- EXERCISE:
For each line below that contains the string "周到地关照到", copy that line.

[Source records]
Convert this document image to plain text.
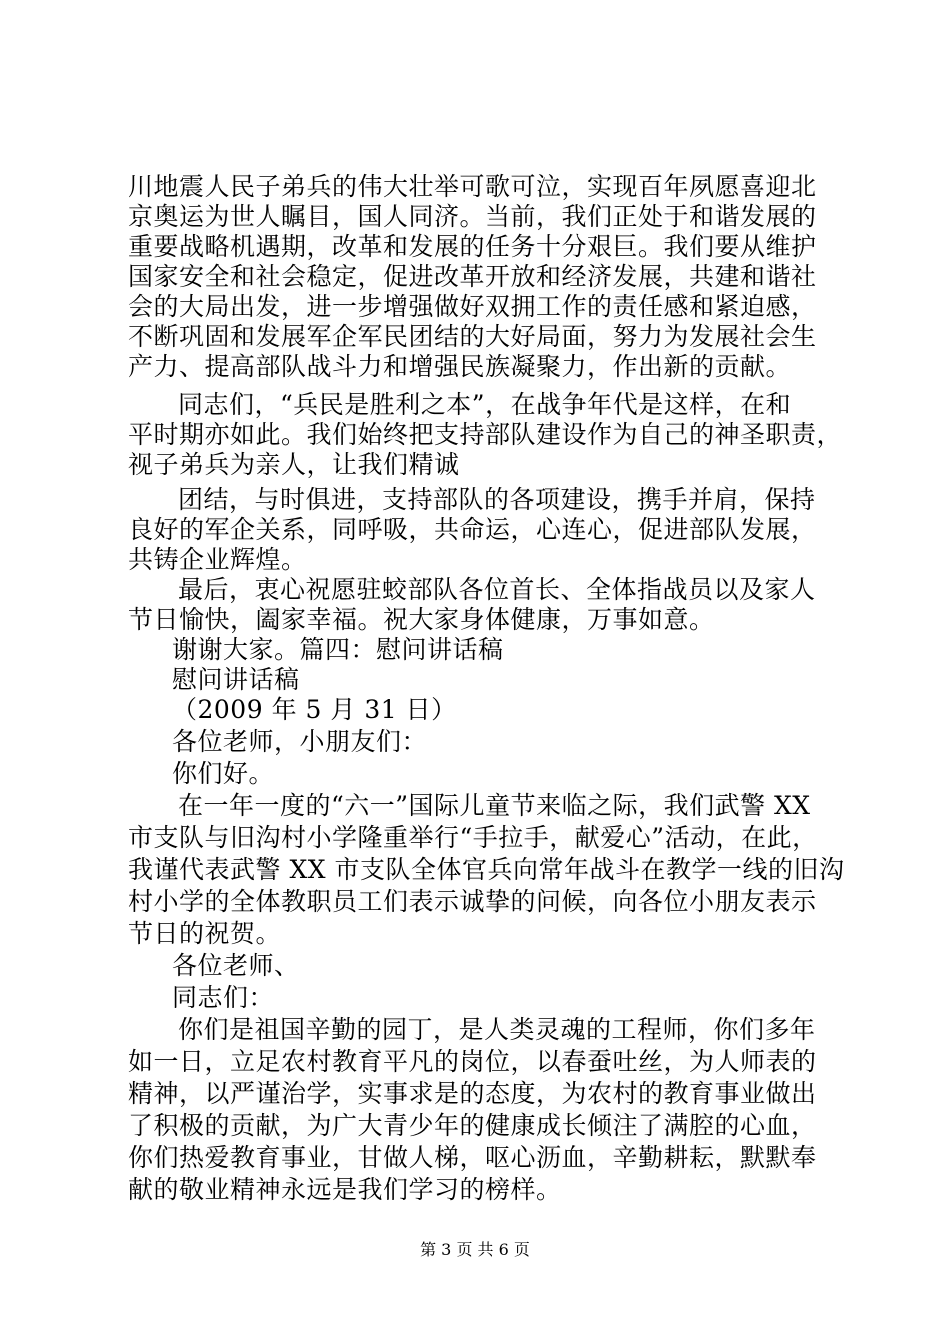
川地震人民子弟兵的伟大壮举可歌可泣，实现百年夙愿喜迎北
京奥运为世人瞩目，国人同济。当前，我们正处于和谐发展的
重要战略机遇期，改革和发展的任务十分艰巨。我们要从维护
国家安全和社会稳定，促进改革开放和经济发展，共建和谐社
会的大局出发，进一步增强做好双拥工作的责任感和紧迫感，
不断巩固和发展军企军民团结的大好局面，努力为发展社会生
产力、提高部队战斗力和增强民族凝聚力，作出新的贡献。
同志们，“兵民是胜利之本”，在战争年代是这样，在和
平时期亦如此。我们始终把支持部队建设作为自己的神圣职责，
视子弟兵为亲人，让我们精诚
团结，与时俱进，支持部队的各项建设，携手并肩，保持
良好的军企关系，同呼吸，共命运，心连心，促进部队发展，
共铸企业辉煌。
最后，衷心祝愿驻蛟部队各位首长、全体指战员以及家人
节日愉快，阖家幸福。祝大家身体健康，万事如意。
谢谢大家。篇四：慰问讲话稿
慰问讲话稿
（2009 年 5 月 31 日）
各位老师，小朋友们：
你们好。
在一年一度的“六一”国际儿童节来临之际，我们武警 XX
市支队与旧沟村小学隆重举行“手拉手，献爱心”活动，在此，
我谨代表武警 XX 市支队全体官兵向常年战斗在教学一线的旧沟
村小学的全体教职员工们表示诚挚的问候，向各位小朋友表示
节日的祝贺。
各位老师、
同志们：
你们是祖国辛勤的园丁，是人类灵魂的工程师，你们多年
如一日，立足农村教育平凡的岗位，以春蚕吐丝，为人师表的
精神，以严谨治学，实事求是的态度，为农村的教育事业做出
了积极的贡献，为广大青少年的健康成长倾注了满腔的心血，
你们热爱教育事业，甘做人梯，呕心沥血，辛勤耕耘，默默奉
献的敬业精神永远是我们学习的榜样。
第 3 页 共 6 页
==
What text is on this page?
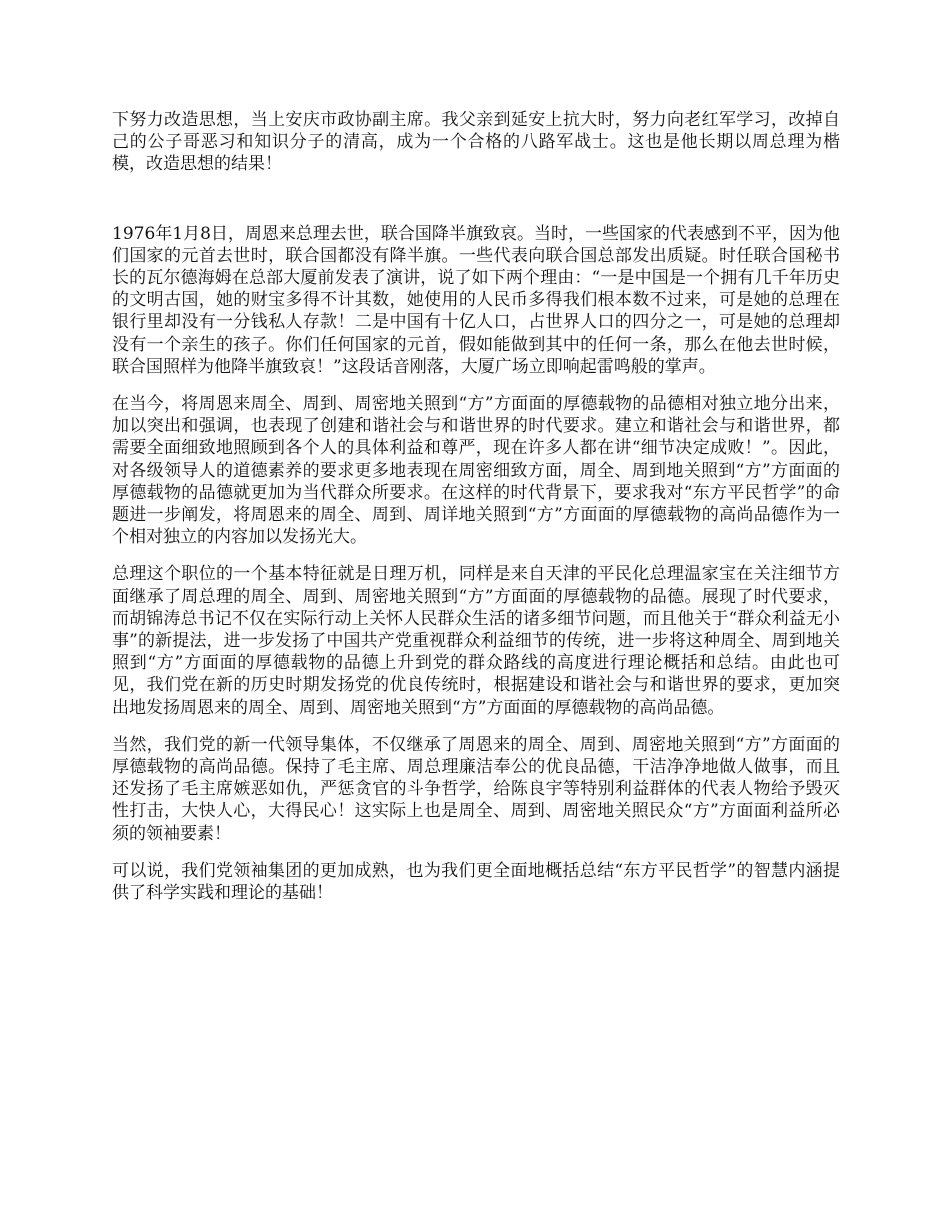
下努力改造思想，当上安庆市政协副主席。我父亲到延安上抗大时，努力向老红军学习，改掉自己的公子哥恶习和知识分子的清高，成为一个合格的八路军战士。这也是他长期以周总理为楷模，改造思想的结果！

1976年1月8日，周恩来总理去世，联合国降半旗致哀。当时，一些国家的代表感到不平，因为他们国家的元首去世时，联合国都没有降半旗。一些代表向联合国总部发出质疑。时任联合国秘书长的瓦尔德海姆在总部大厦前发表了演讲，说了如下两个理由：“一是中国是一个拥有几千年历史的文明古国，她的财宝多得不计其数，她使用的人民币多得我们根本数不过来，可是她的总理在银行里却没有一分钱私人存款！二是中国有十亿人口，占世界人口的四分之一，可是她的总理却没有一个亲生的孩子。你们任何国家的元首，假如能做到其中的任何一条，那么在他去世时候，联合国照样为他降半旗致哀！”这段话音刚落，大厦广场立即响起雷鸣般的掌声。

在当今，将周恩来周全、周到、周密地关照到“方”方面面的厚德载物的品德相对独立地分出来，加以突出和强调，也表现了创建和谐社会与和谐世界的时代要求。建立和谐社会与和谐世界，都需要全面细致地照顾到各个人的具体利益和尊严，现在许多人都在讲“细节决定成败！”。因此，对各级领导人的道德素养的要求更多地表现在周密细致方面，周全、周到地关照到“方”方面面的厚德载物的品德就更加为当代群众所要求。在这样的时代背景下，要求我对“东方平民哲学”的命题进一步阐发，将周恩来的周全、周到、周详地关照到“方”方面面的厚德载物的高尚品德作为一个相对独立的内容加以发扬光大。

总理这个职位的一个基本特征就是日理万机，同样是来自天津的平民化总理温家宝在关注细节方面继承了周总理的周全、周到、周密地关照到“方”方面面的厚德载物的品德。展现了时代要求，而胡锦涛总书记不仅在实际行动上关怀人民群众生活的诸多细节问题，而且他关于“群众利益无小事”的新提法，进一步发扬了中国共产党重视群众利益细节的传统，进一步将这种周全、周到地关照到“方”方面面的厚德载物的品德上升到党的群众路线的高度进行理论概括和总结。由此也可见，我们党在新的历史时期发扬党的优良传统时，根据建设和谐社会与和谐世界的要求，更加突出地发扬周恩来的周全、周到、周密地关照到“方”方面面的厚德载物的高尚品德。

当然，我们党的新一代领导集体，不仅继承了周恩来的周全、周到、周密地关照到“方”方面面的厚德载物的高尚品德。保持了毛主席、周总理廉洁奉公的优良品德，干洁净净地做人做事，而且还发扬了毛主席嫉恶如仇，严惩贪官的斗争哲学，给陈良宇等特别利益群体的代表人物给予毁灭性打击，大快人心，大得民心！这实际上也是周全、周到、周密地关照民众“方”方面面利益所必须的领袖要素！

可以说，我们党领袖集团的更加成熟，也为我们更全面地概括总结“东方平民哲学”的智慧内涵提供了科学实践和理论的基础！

- OUTPUT FOR THIS TASK:
在当今，将周恩来周全、周到、周密地关照到“方”方面面的厚德载物的品德相对独立地分出来，加以突出和强调，也表现了创建和谐社会与和谐世界的时代要求。建立和谐社会与和谐世界，都需要全面细致地照顾到各个人的具体利益和尊严，现在许多人都在讲“细节决定成败！”。因此，对各级领导人的道德素养的要求更多地表现在周密细致方面，周全、周到地关照到“方”方面面的厚德载物的品德就更加为当代群众所要求。在这样的时代背景下，要求我对“东方平民哲学”的命题进一步阐发，将周恩来的周全、周到、周详地关照到“方”方面面的厚德载物的高尚品德作为一个相对独立的内容加以发扬光大。
总理这个职位的一个基本特征就是日理万机，同样是来自天津的平民化总理温家宝在关注细节方面继承了周总理的周全、周到、周密地关照到“方”方面面的厚德载物的品德。展现了时代要求，而胡锦涛总书记不仅在实际行动上关怀人民群众生活的诸多细节问题，而且他关于“群众利益无小事”的新提法，进一步发扬了中国共产党重视群众利益细节的传统，进一步将这种周全、周到地关照到“方”方面面的厚德载物的品德上升到党的群众路线的高度进行理论概括和总结。由此也可见，我们党在新的历史时期发扬党的优良传统时，根据建设和谐社会与和谐世界的要求，更加突出地发扬周恩来的周全、周到、周密地关照到“方”方面面的厚德载物的高尚品德。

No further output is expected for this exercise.